Work to do
Find every line below that contains the word "department" and copy it out.

A block of data:
- - -
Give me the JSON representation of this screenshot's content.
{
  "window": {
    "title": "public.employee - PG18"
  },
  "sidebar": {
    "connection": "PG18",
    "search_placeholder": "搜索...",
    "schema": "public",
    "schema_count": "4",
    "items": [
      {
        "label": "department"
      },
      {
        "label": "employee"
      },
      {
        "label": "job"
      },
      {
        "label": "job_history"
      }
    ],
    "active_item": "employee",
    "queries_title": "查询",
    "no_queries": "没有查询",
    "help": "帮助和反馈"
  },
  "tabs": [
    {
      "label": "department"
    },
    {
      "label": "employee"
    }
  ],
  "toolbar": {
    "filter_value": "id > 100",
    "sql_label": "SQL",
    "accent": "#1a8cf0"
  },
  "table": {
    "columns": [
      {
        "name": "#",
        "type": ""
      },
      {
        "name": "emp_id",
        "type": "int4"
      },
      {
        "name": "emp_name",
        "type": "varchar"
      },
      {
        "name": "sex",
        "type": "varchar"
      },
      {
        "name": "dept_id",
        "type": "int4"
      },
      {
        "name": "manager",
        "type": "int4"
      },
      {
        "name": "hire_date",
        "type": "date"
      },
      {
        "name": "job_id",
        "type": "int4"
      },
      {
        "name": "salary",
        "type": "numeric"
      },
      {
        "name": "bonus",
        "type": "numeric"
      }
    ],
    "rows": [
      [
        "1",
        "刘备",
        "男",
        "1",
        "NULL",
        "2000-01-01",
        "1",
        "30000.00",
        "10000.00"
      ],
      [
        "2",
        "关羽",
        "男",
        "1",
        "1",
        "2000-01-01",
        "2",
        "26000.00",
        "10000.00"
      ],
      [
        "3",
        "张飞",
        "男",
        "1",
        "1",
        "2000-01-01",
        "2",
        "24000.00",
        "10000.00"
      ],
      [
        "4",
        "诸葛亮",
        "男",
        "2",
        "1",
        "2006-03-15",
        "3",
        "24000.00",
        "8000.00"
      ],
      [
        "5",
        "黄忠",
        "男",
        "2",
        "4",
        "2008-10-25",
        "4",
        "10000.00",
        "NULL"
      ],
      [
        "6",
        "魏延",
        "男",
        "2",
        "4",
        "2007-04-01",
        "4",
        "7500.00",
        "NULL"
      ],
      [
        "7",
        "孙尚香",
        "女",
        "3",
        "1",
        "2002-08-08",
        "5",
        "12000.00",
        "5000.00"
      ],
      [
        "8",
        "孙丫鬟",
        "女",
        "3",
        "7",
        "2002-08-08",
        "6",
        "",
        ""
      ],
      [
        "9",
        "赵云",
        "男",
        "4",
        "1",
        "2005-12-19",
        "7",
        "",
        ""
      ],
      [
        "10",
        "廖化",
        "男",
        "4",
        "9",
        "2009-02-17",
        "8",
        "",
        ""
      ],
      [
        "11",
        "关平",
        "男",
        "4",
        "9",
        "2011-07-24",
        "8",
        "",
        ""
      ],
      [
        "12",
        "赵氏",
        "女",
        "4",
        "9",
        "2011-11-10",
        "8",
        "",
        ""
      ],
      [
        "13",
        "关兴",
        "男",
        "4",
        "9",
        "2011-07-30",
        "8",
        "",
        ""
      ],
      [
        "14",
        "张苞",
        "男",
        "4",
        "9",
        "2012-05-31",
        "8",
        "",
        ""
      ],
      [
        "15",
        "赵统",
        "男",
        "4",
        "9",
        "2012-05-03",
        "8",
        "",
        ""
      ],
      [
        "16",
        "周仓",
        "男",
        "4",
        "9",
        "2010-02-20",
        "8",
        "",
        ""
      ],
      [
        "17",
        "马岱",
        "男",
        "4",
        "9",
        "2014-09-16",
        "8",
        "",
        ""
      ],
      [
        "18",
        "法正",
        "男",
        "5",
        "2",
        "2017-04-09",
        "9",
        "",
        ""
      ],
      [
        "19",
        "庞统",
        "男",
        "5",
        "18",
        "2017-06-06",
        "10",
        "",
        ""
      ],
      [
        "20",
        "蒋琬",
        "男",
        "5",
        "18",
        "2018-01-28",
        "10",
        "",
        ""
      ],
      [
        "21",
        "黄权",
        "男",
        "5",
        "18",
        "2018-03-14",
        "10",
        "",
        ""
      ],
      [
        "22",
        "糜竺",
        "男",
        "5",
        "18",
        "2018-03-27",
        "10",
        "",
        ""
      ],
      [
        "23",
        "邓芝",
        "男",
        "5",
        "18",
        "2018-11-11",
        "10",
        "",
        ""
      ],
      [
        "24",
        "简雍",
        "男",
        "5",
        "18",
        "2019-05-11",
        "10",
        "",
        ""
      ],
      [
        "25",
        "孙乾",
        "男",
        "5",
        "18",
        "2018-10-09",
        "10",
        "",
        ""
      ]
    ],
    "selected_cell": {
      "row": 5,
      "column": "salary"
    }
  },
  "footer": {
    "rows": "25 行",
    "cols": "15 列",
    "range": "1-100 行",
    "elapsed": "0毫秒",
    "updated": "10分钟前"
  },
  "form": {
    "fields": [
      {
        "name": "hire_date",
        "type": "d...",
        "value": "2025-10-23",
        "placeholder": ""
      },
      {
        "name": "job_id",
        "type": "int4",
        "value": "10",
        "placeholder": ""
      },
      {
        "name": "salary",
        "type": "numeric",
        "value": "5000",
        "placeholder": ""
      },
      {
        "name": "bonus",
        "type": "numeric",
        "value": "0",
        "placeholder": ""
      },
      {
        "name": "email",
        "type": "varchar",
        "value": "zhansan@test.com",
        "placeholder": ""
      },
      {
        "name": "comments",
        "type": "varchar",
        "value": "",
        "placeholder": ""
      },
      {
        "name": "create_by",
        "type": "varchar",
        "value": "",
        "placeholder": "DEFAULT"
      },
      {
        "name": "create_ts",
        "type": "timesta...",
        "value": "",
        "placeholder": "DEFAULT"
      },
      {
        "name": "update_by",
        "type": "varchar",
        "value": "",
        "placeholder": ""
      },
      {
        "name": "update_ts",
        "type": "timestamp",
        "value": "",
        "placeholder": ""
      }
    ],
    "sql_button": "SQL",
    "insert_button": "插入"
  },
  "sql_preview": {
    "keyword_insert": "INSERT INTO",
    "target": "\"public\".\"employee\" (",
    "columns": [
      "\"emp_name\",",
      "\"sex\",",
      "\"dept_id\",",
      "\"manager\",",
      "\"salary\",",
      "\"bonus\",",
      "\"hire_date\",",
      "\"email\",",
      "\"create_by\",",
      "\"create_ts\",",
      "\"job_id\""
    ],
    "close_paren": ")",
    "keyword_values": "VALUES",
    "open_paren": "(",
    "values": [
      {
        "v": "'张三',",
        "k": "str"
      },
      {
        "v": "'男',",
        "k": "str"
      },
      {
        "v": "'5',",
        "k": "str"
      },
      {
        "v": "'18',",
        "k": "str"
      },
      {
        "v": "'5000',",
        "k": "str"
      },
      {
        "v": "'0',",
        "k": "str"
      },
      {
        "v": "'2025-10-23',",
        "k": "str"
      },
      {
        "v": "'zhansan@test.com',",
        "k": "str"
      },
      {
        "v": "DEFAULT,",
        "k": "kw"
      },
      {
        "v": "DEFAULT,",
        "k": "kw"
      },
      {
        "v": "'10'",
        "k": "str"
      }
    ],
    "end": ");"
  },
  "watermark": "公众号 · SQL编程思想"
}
- - -
Finished exercise
        "label": "department"
      "label": "department"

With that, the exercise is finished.